_Aim_:
Reproduce all records verbatim.

* begin Record list *

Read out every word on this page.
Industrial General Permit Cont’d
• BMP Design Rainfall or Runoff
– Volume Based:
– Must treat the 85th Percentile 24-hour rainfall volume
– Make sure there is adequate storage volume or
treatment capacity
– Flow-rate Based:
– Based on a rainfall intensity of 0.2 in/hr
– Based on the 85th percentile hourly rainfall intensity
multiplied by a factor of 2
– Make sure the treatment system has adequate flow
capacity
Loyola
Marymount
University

* end Record list *

_Task response_:
Read out every word on this page.
Industrial General Permit Cont’d
• BMP Design Rainfall or Runoff
– Volume Based:
– Must treat the 85th Percentile 24-hour rainfall volume
– Make sure there is adequate storage volume or
treatment capacity
– Flow-rate Based:
– Based on a rainfall intensity of 0.2 in/hr
– Based on the 85th percentile hourly rainfall intensity
multiplied by a factor of 2
– Make sure the treatment system has adequate flow
capacity
Loyola
Marymount
University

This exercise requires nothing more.